───── Dataset rows

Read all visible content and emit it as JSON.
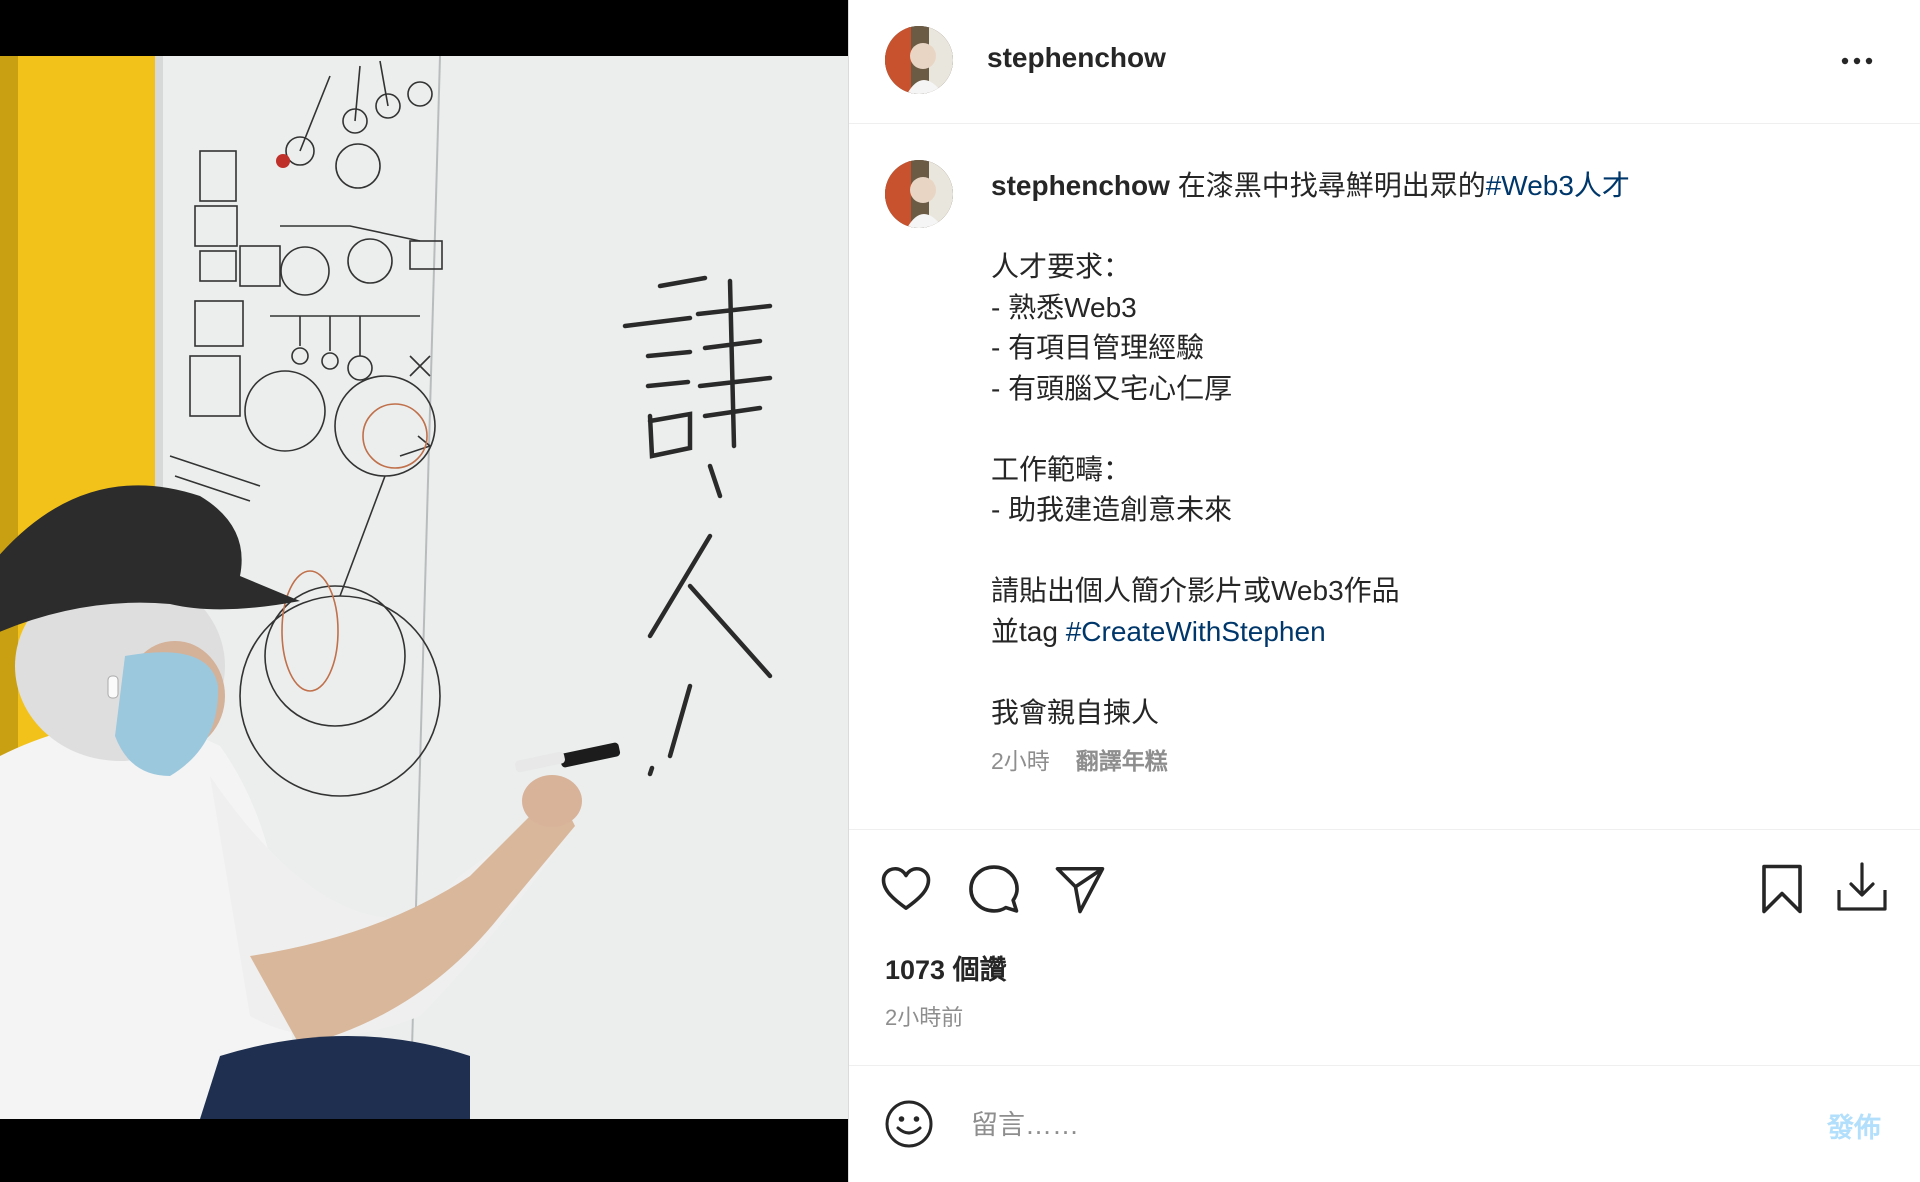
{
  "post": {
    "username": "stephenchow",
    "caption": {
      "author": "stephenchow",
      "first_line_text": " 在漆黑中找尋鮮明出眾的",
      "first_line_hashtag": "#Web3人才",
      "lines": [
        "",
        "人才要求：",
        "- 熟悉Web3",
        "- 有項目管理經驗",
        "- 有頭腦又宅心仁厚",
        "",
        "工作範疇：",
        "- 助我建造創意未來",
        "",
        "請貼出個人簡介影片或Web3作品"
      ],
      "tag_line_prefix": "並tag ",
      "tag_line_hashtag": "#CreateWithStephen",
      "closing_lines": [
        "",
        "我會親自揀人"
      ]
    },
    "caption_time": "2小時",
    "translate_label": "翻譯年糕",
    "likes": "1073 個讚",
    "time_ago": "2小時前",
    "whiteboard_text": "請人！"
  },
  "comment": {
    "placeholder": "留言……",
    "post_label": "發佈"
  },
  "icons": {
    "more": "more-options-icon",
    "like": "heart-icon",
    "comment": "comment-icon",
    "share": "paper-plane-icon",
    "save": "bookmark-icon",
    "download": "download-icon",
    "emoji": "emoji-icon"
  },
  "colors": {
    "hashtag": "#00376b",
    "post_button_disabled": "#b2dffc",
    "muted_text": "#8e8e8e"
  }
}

──────────

- What you have to do: For the entries above, count the lines that contain the string "stephenchow", and state that number without further comment.

- In response: 2